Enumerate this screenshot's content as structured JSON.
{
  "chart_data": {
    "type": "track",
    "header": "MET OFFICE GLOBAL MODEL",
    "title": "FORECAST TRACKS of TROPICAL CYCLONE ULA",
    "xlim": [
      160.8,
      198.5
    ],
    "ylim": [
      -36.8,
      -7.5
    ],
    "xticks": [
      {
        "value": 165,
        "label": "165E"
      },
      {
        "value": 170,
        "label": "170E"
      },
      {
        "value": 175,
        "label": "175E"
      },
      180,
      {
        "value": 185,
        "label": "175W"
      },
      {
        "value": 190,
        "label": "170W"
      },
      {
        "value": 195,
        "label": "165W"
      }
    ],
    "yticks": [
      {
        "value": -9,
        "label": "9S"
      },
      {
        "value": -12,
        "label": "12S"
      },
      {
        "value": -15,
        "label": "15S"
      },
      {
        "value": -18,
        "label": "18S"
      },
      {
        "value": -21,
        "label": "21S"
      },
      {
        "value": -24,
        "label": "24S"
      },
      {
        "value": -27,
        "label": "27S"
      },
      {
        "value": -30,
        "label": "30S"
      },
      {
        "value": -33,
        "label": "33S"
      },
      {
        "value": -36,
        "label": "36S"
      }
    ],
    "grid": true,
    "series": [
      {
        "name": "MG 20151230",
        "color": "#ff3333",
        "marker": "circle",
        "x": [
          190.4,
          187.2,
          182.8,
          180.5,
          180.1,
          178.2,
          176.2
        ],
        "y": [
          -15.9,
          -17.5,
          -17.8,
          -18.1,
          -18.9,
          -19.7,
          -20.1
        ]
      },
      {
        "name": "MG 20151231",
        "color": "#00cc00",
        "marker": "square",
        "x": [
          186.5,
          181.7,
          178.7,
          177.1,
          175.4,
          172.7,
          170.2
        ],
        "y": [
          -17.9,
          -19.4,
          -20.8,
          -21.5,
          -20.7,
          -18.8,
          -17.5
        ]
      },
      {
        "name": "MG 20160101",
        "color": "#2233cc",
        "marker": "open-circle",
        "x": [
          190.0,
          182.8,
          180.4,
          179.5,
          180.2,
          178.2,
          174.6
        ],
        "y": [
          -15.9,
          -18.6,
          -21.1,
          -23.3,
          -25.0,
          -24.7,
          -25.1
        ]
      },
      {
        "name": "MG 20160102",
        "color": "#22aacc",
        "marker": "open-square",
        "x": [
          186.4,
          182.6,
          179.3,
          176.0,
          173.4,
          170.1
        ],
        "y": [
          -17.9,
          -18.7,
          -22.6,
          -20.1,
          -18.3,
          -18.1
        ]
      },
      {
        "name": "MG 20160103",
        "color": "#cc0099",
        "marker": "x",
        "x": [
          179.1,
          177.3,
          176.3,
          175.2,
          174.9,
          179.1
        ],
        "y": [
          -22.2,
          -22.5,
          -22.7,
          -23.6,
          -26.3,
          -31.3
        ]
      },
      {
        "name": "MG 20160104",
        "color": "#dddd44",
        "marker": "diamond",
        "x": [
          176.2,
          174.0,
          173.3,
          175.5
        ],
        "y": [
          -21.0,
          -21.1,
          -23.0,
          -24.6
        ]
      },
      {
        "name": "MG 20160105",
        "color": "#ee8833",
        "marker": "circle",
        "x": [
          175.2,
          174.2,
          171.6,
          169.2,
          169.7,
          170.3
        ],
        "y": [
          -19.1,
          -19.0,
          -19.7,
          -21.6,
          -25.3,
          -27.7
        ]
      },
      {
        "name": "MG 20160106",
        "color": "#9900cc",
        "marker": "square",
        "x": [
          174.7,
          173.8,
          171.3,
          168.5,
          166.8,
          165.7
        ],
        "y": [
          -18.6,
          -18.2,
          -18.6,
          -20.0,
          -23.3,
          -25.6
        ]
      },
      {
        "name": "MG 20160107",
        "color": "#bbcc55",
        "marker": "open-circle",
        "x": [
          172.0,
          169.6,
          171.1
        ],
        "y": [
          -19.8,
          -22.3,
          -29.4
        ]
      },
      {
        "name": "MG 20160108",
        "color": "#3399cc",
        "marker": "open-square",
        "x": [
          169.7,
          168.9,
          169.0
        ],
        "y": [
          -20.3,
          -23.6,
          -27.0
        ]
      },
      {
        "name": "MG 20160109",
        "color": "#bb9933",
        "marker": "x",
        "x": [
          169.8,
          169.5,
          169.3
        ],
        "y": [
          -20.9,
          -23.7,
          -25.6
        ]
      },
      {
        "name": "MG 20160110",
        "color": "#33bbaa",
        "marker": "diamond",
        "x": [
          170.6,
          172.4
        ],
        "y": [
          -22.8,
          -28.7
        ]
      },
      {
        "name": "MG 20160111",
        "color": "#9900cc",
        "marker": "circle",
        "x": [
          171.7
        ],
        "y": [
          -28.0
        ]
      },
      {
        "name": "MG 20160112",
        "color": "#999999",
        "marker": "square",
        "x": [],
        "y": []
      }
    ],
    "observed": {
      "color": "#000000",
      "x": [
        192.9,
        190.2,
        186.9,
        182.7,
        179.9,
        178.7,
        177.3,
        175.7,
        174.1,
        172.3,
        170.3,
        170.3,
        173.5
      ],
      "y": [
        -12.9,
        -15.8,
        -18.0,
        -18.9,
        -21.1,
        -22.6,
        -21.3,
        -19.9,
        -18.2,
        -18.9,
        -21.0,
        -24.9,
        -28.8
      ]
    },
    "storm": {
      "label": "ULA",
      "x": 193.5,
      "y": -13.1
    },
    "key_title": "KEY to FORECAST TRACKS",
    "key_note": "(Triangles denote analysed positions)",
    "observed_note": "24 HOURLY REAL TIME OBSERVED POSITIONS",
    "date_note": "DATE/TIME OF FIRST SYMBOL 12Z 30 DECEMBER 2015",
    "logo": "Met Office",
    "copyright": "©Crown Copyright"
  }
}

________________________

§ **Stated exercise**:
Give an exact repetition of all the material.

§ **Reply to the exercise**:
Enumerate this screenshot's content as structured JSON.
{
  "chart_data": {
    "type": "track",
    "header": "MET OFFICE GLOBAL MODEL",
    "title": "FORECAST TRACKS of TROPICAL CYCLONE ULA",
    "xlim": [
      160.8,
      198.5
    ],
    "ylim": [
      -36.8,
      -7.5
    ],
    "xticks": [
      {
        "value": 165,
        "label": "165E"
      },
      {
        "value": 170,
        "label": "170E"
      },
      {
        "value": 175,
        "label": "175E"
      },
      180,
      {
        "value": 185,
        "label": "175W"
      },
      {
        "value": 190,
        "label": "170W"
      },
      {
        "value": 195,
        "label": "165W"
      }
    ],
    "yticks": [
      {
        "value": -9,
        "label": "9S"
      },
      {
        "value": -12,
        "label": "12S"
      },
      {
        "value": -15,
        "label": "15S"
      },
      {
        "value": -18,
        "label": "18S"
      },
      {
        "value": -21,
        "label": "21S"
      },
      {
        "value": -24,
        "label": "24S"
      },
      {
        "value": -27,
        "label": "27S"
      },
      {
        "value": -30,
        "label": "30S"
      },
      {
        "value": -33,
        "label": "33S"
      },
      {
        "value": -36,
        "label": "36S"
      }
    ],
    "grid": true,
    "series": [
      {
        "name": "MG 20151230",
        "color": "#ff3333",
        "marker": "circle",
        "x": [
          190.4,
          187.2,
          182.8,
          180.5,
          180.1,
          178.2,
          176.2
        ],
        "y": [
          -15.9,
          -17.5,
          -17.8,
          -18.1,
          -18.9,
          -19.7,
          -20.1
        ]
      },
      {
        "name": "MG 20151231",
        "color": "#00cc00",
        "marker": "square",
        "x": [
          186.5,
          181.7,
          178.7,
          177.1,
          175.4,
          172.7,
          170.2
        ],
        "y": [
          -17.9,
          -19.4,
          -20.8,
          -21.5,
          -20.7,
          -18.8,
          -17.5
        ]
      },
      {
        "name": "MG 20160101",
        "color": "#2233cc",
        "marker": "open-circle",
        "x": [
          190.0,
          182.8,
          180.4,
          179.5,
          180.2,
          178.2,
          174.6
        ],
        "y": [
          -15.9,
          -18.6,
          -21.1,
          -23.3,
          -25.0,
          -24.7,
          -25.1
        ]
      },
      {
        "name": "MG 20160102",
        "color": "#22aacc",
        "marker": "open-square",
        "x": [
          186.4,
          182.6,
          179.3,
          176.0,
          173.4,
          170.1
        ],
        "y": [
          -17.9,
          -18.7,
          -22.6,
          -20.1,
          -18.3,
          -18.1
        ]
      },
      {
        "name": "MG 20160103",
        "color": "#cc0099",
        "marker": "x",
        "x": [
          179.1,
          177.3,
          176.3,
          175.2,
          174.9,
          179.1
        ],
        "y": [
          -22.2,
          -22.5,
          -22.7,
          -23.6,
          -26.3,
          -31.3
        ]
      },
      {
        "name": "MG 20160104",
        "color": "#dddd44",
        "marker": "diamond",
        "x": [
          176.2,
          174.0,
          173.3,
          175.5
        ],
        "y": [
          -21.0,
          -21.1,
          -23.0,
          -24.6
        ]
      },
      {
        "name": "MG 20160105",
        "color": "#ee8833",
        "marker": "circle",
        "x": [
          175.2,
          174.2,
          171.6,
          169.2,
          169.7,
          170.3
        ],
        "y": [
          -19.1,
          -19.0,
          -19.7,
          -21.6,
          -25.3,
          -27.7
        ]
      },
      {
        "name": "MG 20160106",
        "color": "#9900cc",
        "marker": "square",
        "x": [
          174.7,
          173.8,
          171.3,
          168.5,
          166.8,
          165.7
        ],
        "y": [
          -18.6,
          -18.2,
          -18.6,
          -20.0,
          -23.3,
          -25.6
        ]
      },
      {
        "name": "MG 20160107",
        "color": "#bbcc55",
        "marker": "open-circle",
        "x": [
          172.0,
          169.6,
          171.1
        ],
        "y": [
          -19.8,
          -22.3,
          -29.4
        ]
      },
      {
        "name": "MG 20160108",
        "color": "#3399cc",
        "marker": "open-square",
        "x": [
          169.7,
          168.9,
          169.0
        ],
        "y": [
          -20.3,
          -23.6,
          -27.0
        ]
      },
      {
        "name": "MG 20160109",
        "color": "#bb9933",
        "marker": "x",
        "x": [
          169.8,
          169.5,
          169.3
        ],
        "y": [
          -20.9,
          -23.7,
          -25.6
        ]
      },
      {
        "name": "MG 20160110",
        "color": "#33bbaa",
        "marker": "diamond",
        "x": [
          170.6,
          172.4
        ],
        "y": [
          -22.8,
          -28.7
        ]
      },
      {
        "name": "MG 20160111",
        "color": "#9900cc",
        "marker": "circle",
        "x": [
          171.7
        ],
        "y": [
          -28.0
        ]
      },
      {
        "name": "MG 20160112",
        "color": "#999999",
        "marker": "square",
        "x": [],
        "y": []
      }
    ],
    "observed": {
      "color": "#000000",
      "x": [
        192.9,
        190.2,
        186.9,
        182.7,
        179.9,
        178.7,
        177.3,
        175.7,
        174.1,
        172.3,
        170.3,
        170.3,
        173.5
      ],
      "y": [
        -12.9,
        -15.8,
        -18.0,
        -18.9,
        -21.1,
        -22.6,
        -21.3,
        -19.9,
        -18.2,
        -18.9,
        -21.0,
        -24.9,
        -28.8
      ]
    },
    "storm": {
      "label": "ULA",
      "x": 193.5,
      "y": -13.1
    },
    "key_title": "KEY to FORECAST TRACKS",
    "key_note": "(Triangles denote analysed positions)",
    "observed_note": "24 HOURLY REAL TIME OBSERVED POSITIONS",
    "date_note": "DATE/TIME OF FIRST SYMBOL 12Z 30 DECEMBER 2015",
    "logo": "Met Office",
    "copyright": "©Crown Copyright"
  }
}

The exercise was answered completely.